Seçilen Bölüm
□ □ □
Mustafa ÖZCAN
Mağlupların zaferi
İbni Teymiye’nin yaşadığı dönemde Şam ile bugünkü Şam arasında siyasi ve manevi köprüler kurmak mümkün. O dönemde Şam bölgesi Moğol tehdidi altındadır. Günümüzde de hem Batı hem de Rus tehdidi altında bulunmaktadır. İsrail de tuzu biberi. Şam, İbni Teymiye döneminde de git/gel, med/cezir hali yaşamaktadır. Şam ehline yönelik olarak yazdıkları sanki bugün bize yazılmış reçete gibidir. Sanki bize hitap etmektedir. Tarih tekerrür ediyor ve aynı şeyleri tarih aynasında bir kez daha yaşıyoruz. Sanki o döneme yaşananlar günümüzden yapraklar, kesitler ve kareler!
İbni Teymiye müjdeler zımninde mutabık rüyalardan ve ehli hakkın keşiflerinden de bahsediyor. Hazreti Ömer kademi üzerine muhaddeslerlerden ve muhaddesundan ve onların gördüğü sadık rüyalardan söz ediyor (1). Bununla birlikte İbni Teymiye bu savaşlarda alınan hezimetlere ve hikmetlerine değiniyor. Sanırsınız ki bu satırlar Bediüzzaman’ın kaleminden sadır olmuş, çıkmış gibidir. İbni Teymiye o dönemde zaman zaman Müslümanların hezimet veya yenilgiyi tatmalarının hikmetlerine temas ettiği bölümlerde Müslüman savaşçıların ve sıradan insanların, avamın büyük bir şer ve kötülük üzerine olduklarını ve bu halde zafer kazanmaları halinde din ve dünya işlerinde tarif edilmez bir fesada ve bozguna uğrayacağını ifade etmektedir. Bu durumda zafer sanki kötü amellerini tasdik ve mükafatlandırmak olurdu.
□ □ □
Kayıtlı Bilgiler
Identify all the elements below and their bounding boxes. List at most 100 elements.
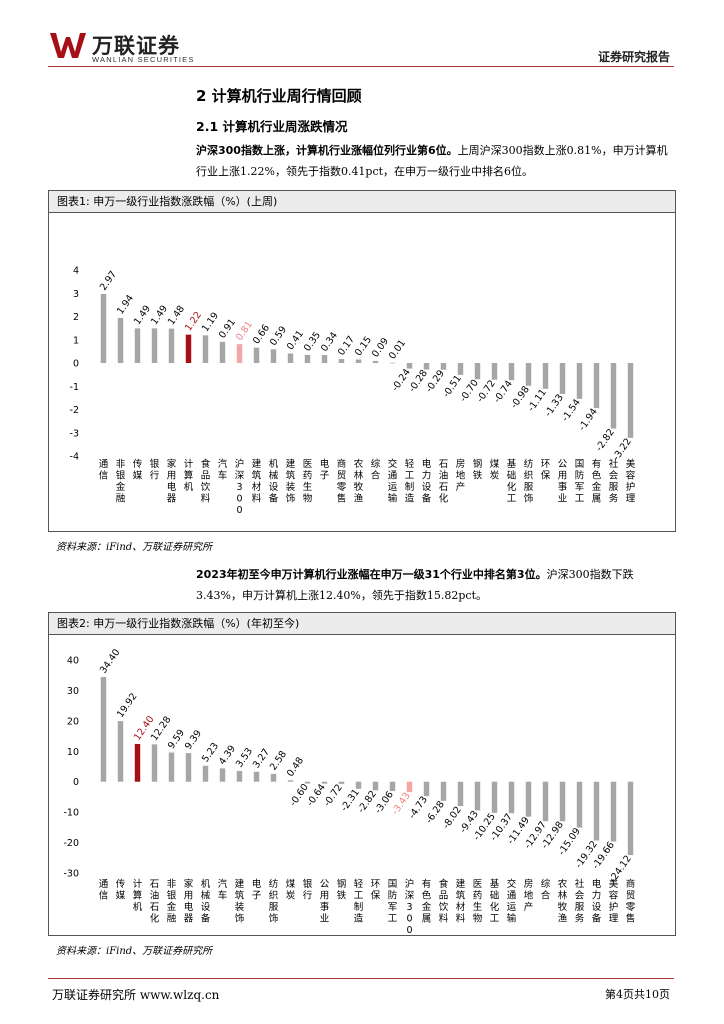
□ □ □
Görev Ayrıntıları
İbni Teymiye ve Şam üzerine yazıya göre şu soruları cevaplayın:
(a) İbni Teymiye'nin yaşadığı dönemde Şam bölgesi hangi tehdit altındadır?
(b) Şam günümüzde hangi tehditler altında bulunmaktadır?
(c) İbni Teymiye muhaddeslerden hangi zatın kademi üzerine söz ediyor?

Doğru Sonuç
(a) Moğol tehdidi.
(b) Batı ve Rus tehdidi.
(c) Hazreti Ömer.